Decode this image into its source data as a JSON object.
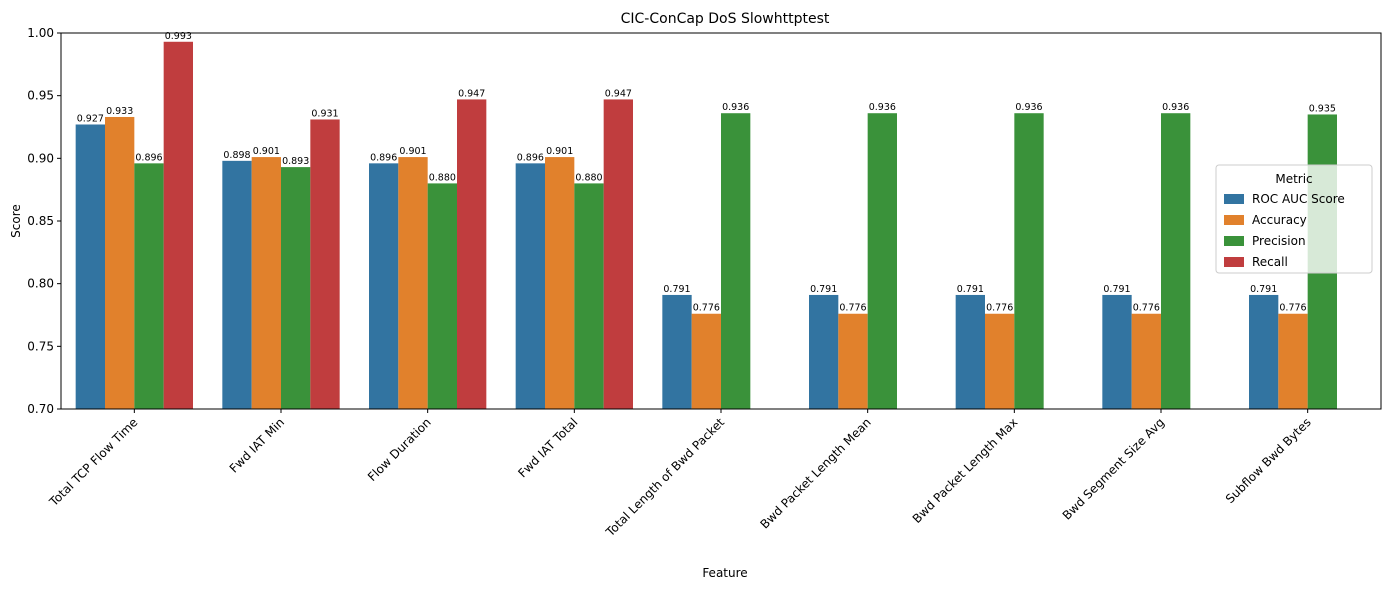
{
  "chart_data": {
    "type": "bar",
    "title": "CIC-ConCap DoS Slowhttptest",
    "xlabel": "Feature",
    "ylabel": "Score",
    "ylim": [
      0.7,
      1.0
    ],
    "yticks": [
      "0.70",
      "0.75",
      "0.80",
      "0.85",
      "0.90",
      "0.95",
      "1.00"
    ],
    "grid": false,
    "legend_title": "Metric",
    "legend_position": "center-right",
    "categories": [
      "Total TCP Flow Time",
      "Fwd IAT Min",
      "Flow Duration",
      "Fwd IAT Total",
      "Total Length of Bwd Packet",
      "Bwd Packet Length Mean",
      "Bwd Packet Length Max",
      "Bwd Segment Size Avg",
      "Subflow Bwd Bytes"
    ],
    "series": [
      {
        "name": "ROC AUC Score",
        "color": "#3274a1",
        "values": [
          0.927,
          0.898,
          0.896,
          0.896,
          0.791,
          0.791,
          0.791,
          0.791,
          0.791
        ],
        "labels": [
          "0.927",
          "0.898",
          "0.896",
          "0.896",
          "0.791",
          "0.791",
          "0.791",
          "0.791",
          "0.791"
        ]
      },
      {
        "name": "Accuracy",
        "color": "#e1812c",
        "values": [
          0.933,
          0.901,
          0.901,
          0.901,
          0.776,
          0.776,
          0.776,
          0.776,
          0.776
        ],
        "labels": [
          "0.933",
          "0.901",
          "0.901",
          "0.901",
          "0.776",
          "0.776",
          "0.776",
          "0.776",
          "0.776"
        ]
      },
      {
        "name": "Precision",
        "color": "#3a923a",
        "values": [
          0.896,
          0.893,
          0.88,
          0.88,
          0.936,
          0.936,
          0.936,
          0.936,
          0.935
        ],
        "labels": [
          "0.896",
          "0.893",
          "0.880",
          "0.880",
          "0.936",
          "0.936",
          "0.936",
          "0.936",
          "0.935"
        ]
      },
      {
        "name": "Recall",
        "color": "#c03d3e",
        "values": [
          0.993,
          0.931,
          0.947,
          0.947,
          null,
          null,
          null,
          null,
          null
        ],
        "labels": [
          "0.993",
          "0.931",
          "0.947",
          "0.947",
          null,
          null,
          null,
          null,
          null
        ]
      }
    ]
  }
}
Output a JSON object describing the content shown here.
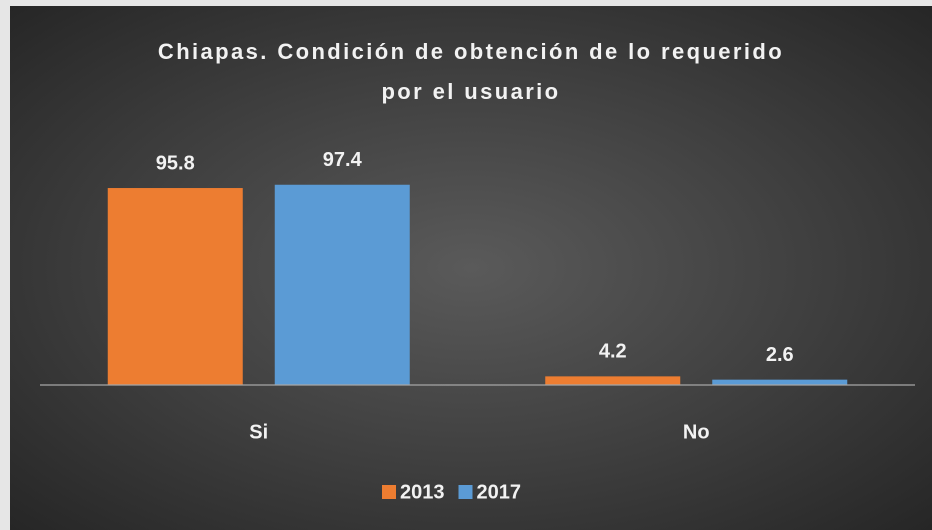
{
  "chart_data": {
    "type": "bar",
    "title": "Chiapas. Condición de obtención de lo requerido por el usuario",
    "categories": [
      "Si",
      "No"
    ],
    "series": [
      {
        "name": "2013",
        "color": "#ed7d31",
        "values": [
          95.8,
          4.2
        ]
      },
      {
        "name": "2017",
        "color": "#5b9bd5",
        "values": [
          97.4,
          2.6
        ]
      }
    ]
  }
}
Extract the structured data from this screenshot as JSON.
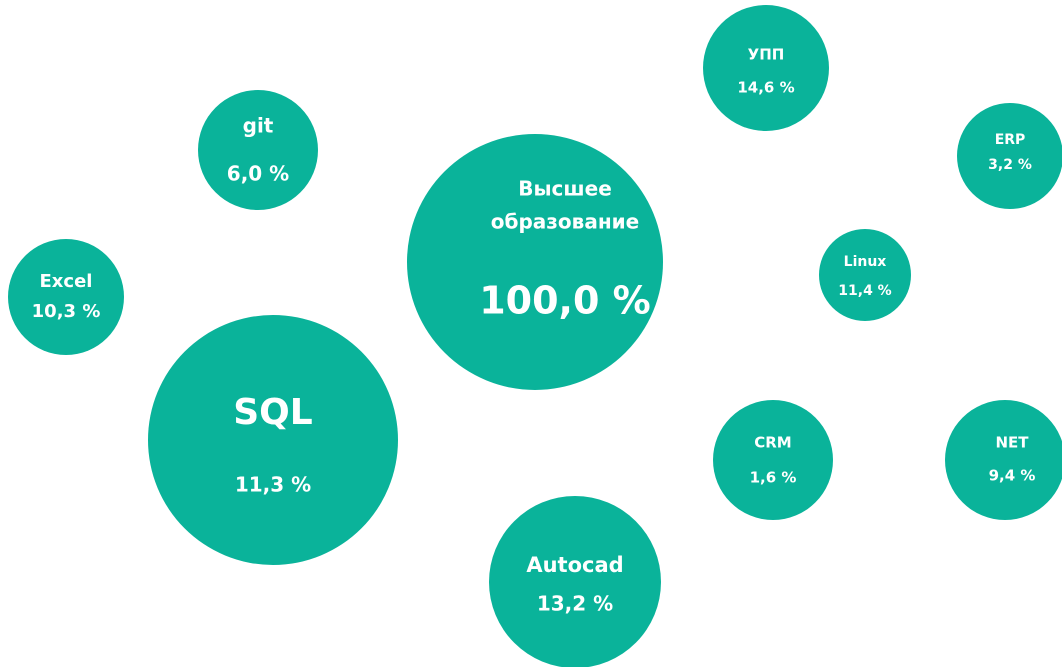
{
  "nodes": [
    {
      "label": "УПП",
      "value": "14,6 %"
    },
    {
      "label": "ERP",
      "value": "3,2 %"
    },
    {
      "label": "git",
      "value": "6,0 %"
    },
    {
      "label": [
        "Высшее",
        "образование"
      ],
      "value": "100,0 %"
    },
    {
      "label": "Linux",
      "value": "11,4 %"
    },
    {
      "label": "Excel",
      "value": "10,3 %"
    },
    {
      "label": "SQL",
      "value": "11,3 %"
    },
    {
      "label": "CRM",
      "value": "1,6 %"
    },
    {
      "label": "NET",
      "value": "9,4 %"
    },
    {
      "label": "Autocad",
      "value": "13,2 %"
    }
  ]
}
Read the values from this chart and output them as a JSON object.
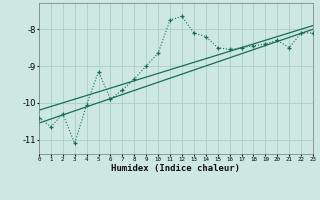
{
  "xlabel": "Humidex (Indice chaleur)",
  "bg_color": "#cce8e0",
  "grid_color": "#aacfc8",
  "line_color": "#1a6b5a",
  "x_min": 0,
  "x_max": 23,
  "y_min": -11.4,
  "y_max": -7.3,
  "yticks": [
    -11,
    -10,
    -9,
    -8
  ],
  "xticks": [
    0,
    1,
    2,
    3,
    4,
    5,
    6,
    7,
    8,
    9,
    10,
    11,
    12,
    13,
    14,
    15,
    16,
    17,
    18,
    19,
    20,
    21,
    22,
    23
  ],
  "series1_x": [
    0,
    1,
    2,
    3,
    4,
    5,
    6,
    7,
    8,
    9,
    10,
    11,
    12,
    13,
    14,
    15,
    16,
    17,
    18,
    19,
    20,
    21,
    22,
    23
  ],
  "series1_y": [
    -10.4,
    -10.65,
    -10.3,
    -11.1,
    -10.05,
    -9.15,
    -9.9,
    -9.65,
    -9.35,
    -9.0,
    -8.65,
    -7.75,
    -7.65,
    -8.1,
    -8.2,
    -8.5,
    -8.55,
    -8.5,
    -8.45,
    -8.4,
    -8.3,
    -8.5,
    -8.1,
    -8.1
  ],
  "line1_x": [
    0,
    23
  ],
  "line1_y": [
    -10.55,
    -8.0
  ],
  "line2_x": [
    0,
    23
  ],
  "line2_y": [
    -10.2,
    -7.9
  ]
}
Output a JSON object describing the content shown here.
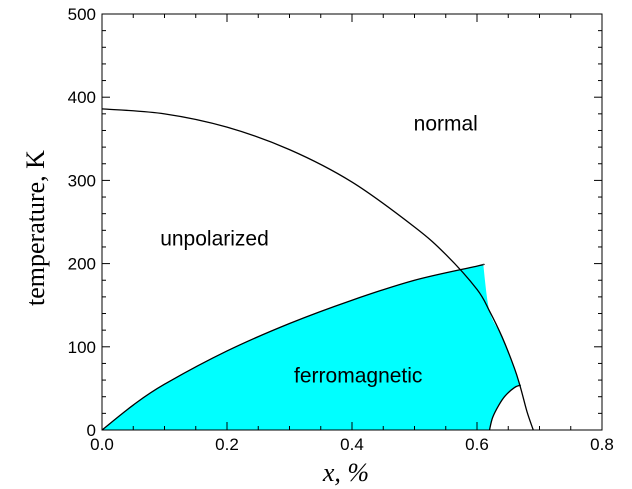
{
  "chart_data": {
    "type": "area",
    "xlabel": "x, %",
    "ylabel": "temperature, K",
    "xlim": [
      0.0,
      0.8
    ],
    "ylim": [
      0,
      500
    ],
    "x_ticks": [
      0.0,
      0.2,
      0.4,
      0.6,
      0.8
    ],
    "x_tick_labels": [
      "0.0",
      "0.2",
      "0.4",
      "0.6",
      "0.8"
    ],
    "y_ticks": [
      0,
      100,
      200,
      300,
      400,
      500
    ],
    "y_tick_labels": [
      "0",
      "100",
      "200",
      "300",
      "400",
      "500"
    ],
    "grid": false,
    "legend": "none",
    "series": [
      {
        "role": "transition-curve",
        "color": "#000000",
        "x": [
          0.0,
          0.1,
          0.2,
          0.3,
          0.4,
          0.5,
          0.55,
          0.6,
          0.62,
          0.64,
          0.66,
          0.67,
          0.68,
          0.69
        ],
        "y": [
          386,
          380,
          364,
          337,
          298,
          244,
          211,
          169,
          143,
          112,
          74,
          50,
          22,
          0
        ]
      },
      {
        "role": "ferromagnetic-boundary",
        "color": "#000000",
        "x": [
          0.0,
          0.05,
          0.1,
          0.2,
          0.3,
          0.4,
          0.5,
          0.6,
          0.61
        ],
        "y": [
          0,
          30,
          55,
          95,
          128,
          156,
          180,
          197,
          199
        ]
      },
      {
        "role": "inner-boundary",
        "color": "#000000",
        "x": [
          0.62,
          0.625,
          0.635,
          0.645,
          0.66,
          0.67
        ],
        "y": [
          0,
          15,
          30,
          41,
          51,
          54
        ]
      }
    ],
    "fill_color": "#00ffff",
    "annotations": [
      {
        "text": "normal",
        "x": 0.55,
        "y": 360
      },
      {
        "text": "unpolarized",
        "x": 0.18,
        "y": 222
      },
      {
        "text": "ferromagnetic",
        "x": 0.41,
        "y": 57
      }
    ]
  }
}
--------------------
Problem description: Search the lines above for the string "xlabel", then show every one that has it.

Finished exercise:
    "xlabel": "Feature",
  "xlabel": "Humidex (Indice chaleur)",
    "xlabel": "x, %",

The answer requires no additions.